---- PROVIDED RECORDS

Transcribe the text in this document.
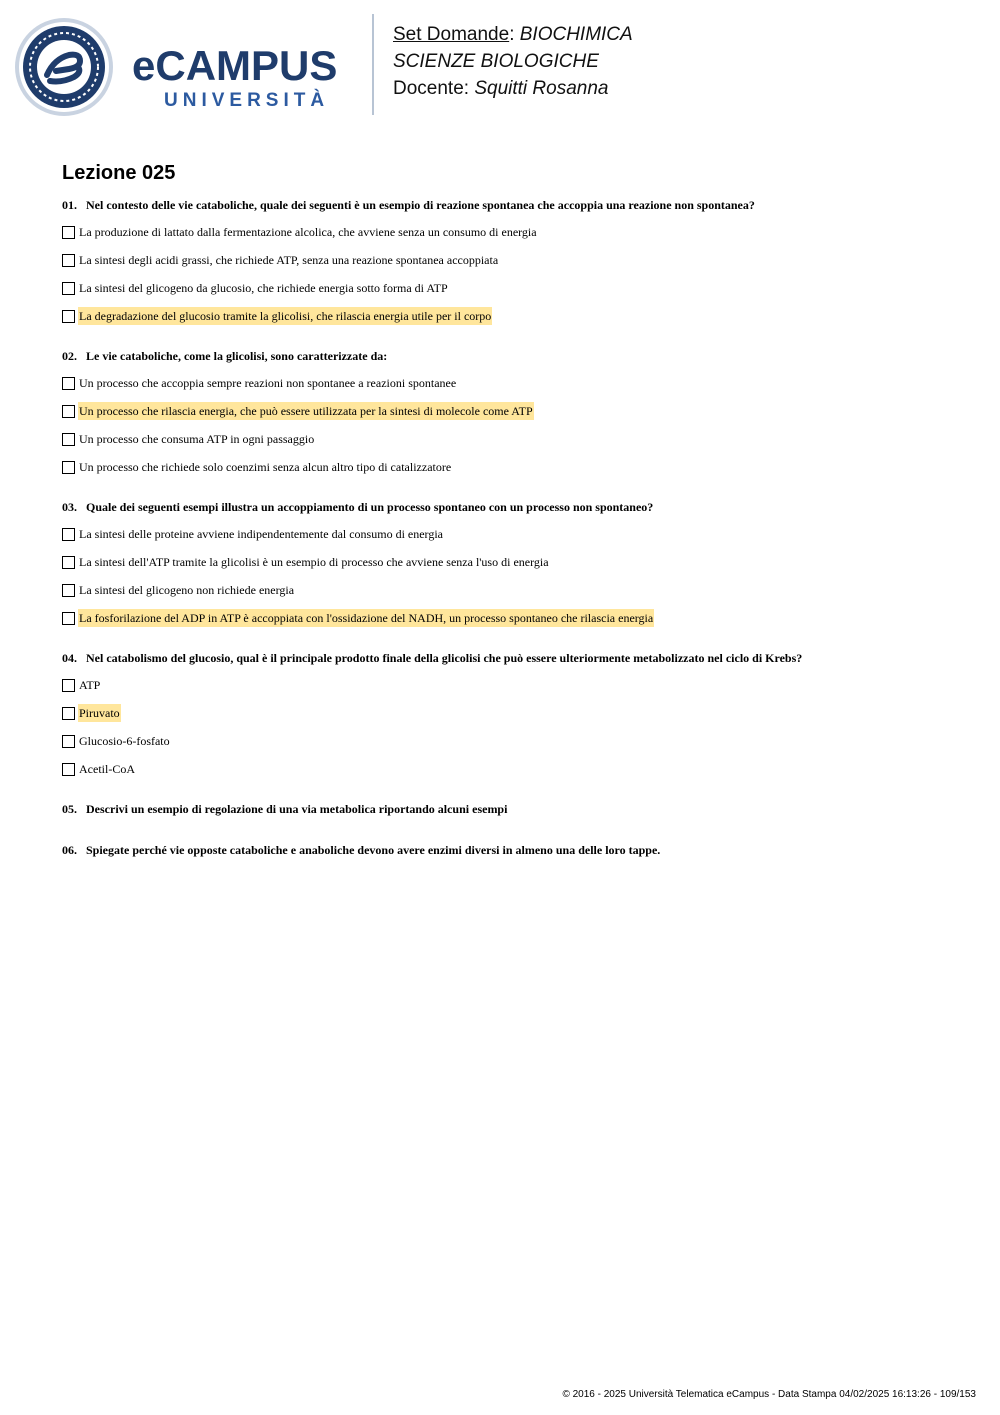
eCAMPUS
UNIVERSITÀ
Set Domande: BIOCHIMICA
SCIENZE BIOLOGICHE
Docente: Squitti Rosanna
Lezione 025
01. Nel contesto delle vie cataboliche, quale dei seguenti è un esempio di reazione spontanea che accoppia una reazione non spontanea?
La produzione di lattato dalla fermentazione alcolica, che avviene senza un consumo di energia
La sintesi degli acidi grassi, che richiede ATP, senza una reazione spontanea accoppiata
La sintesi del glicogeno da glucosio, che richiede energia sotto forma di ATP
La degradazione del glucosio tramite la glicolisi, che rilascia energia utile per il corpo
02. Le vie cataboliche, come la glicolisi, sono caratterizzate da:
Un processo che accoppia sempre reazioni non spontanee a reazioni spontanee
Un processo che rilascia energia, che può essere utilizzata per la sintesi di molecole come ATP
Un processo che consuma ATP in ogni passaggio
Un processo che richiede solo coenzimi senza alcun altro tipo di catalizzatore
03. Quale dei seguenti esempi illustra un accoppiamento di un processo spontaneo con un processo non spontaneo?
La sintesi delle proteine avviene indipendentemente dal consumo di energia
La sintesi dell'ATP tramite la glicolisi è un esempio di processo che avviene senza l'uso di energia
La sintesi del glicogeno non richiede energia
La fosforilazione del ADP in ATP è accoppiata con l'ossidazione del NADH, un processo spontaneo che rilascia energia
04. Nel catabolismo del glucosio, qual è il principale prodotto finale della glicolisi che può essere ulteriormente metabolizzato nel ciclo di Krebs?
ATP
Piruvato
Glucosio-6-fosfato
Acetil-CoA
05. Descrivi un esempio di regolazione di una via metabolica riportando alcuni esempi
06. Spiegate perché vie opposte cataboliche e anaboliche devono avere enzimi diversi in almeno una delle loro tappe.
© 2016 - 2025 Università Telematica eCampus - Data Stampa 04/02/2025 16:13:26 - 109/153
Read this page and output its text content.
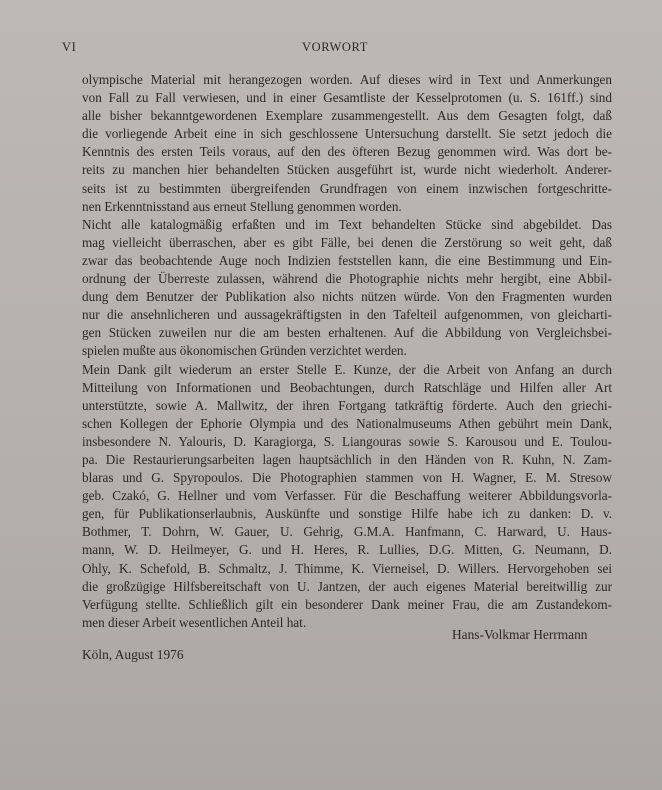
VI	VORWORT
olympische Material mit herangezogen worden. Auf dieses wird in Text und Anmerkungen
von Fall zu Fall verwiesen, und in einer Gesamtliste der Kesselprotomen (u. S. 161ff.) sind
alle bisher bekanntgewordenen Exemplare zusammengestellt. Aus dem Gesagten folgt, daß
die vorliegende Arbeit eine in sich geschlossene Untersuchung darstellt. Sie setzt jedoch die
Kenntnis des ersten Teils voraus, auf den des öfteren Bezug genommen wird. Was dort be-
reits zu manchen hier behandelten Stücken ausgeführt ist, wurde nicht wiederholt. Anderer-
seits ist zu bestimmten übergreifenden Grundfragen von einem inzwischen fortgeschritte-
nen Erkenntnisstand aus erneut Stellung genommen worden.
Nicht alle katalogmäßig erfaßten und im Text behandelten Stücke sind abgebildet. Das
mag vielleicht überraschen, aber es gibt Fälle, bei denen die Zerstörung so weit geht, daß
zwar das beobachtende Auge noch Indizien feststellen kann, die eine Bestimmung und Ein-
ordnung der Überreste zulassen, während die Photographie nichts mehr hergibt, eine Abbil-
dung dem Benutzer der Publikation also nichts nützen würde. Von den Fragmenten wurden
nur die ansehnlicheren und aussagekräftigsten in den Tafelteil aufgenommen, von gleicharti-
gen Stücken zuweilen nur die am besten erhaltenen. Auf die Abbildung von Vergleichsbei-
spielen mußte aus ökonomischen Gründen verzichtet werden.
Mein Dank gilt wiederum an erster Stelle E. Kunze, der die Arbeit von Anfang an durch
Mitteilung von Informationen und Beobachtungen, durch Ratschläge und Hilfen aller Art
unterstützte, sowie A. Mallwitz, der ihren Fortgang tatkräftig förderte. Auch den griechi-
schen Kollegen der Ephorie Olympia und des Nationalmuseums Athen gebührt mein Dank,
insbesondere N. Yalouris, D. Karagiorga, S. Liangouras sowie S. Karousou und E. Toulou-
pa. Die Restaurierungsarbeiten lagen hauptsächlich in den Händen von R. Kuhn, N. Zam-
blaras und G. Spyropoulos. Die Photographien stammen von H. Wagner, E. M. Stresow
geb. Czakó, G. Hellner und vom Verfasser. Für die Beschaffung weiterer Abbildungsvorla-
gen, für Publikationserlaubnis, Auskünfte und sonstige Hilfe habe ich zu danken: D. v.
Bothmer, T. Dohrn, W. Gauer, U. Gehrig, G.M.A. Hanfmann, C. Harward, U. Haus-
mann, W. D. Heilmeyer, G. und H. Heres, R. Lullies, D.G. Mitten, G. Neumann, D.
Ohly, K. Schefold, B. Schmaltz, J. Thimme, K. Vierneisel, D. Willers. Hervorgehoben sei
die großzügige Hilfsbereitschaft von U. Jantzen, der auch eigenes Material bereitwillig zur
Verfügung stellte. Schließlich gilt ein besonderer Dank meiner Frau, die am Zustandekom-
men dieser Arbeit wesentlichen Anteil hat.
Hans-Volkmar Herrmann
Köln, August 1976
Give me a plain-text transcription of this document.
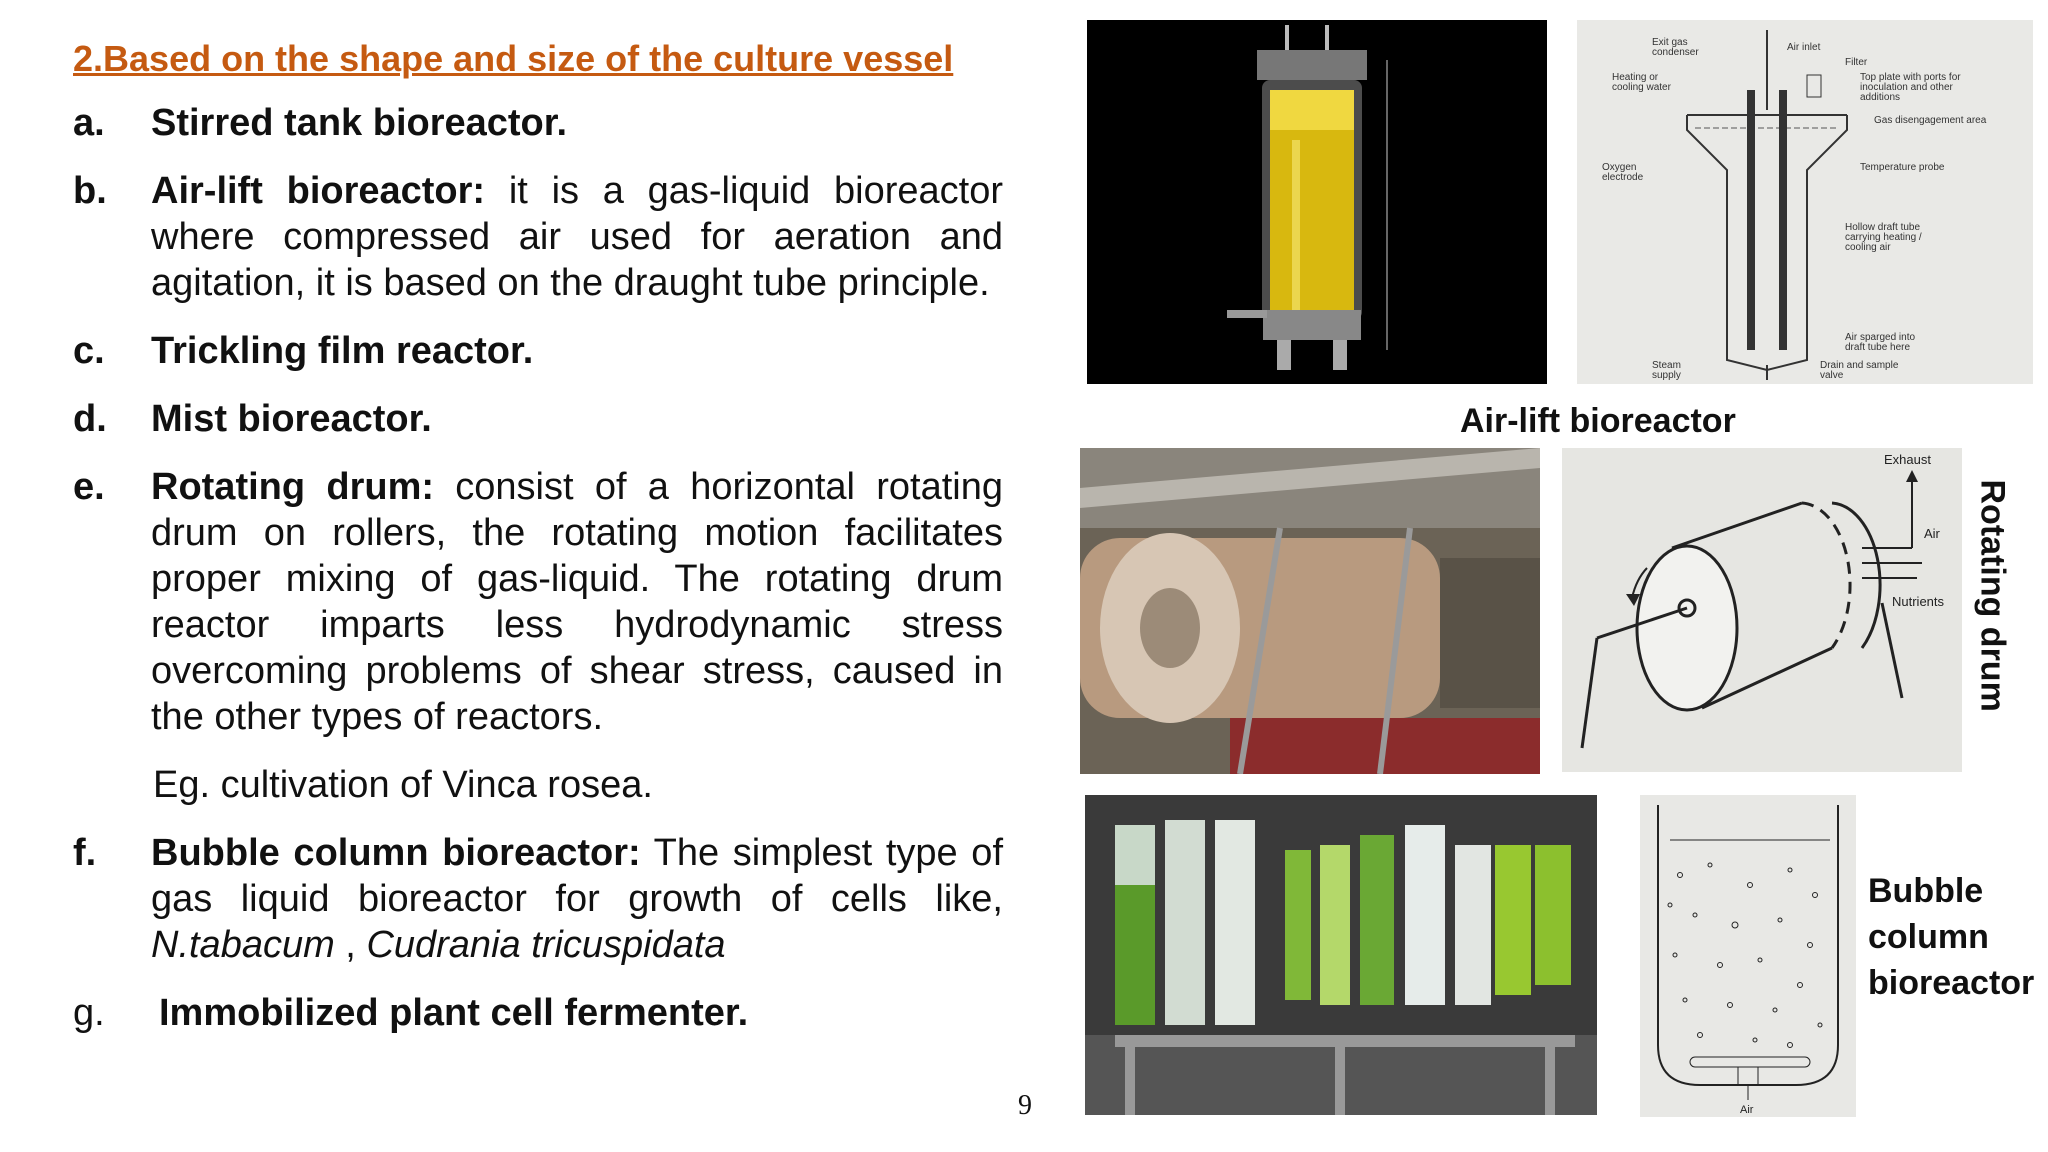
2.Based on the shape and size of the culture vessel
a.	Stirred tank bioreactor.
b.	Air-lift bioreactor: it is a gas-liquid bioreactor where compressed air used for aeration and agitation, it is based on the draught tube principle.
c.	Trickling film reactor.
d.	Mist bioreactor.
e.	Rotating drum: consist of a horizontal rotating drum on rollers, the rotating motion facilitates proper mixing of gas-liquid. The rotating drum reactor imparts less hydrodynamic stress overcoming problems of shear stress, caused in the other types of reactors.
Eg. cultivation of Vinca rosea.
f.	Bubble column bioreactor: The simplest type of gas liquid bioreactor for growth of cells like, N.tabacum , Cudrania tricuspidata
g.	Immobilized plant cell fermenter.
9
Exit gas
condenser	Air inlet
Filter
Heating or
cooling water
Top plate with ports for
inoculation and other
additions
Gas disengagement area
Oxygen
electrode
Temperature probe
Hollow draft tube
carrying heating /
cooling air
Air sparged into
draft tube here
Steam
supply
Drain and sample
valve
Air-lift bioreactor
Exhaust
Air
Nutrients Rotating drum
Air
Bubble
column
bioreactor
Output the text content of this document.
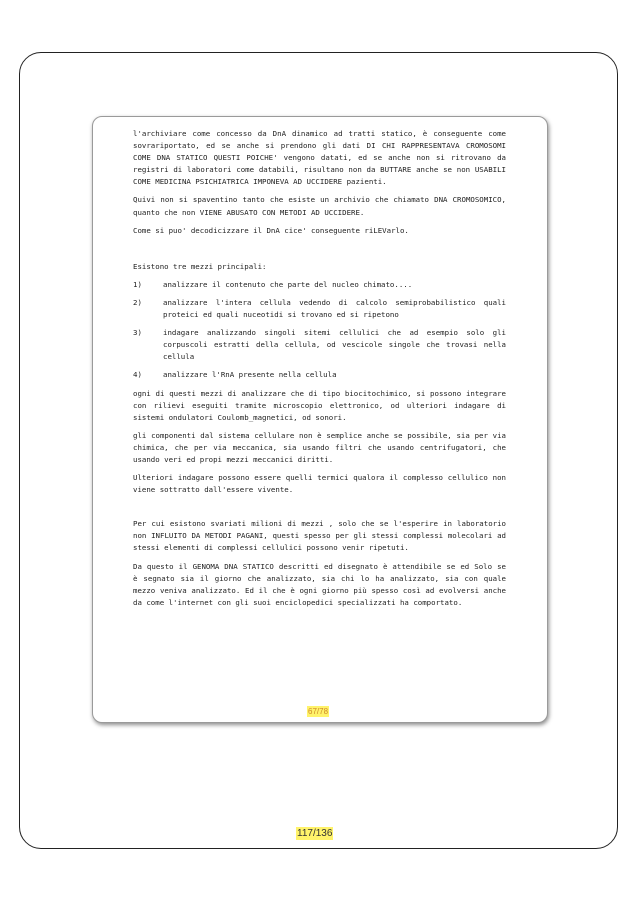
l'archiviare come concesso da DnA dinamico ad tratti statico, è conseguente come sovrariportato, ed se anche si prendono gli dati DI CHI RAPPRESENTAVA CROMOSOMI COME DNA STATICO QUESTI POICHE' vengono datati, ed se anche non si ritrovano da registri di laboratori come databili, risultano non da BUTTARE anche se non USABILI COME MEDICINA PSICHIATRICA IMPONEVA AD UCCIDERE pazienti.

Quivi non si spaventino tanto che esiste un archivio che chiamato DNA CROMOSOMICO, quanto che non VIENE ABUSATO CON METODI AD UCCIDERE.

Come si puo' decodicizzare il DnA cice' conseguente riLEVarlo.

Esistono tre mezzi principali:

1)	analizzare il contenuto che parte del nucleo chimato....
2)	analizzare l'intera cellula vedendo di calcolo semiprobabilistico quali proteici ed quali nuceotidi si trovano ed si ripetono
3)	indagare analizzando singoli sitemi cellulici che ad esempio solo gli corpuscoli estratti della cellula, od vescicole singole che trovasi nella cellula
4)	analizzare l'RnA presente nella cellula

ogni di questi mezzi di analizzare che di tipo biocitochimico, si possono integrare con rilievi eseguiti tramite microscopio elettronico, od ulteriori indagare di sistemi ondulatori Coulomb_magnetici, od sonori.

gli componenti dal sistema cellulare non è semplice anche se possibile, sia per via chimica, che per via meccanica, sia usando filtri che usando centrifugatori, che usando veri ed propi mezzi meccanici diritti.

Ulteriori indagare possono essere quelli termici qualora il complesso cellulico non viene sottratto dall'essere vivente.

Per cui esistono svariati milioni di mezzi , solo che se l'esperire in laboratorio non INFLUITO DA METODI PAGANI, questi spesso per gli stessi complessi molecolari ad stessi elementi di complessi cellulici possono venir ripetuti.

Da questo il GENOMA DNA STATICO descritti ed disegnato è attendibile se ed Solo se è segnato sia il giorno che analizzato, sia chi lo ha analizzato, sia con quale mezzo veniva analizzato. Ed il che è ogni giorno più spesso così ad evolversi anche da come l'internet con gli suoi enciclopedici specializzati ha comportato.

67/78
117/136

--------

**PROBLEM DETAILS**
Return each line from the data where the string "spesso" can be found.

**TASK ANSWER**
Per cui esistono svariati milioni di mezzi , solo che se l'esperire in laboratorio non INFLUITO DA METODI PAGANI, questi spesso per gli stessi complessi molecolari ad stessi elementi di complessi cellulici possono venir ripetuti.
Da questo il GENOMA DNA STATICO descritti ed disegnato è attendibile se ed Solo se è segnato sia il giorno che analizzato, sia chi lo ha analizzato, sia con quale mezzo veniva analizzato. Ed il che è ogni giorno più spesso così ad evolversi anche da come l'internet con gli suoi enciclopedici specializzati ha comportato.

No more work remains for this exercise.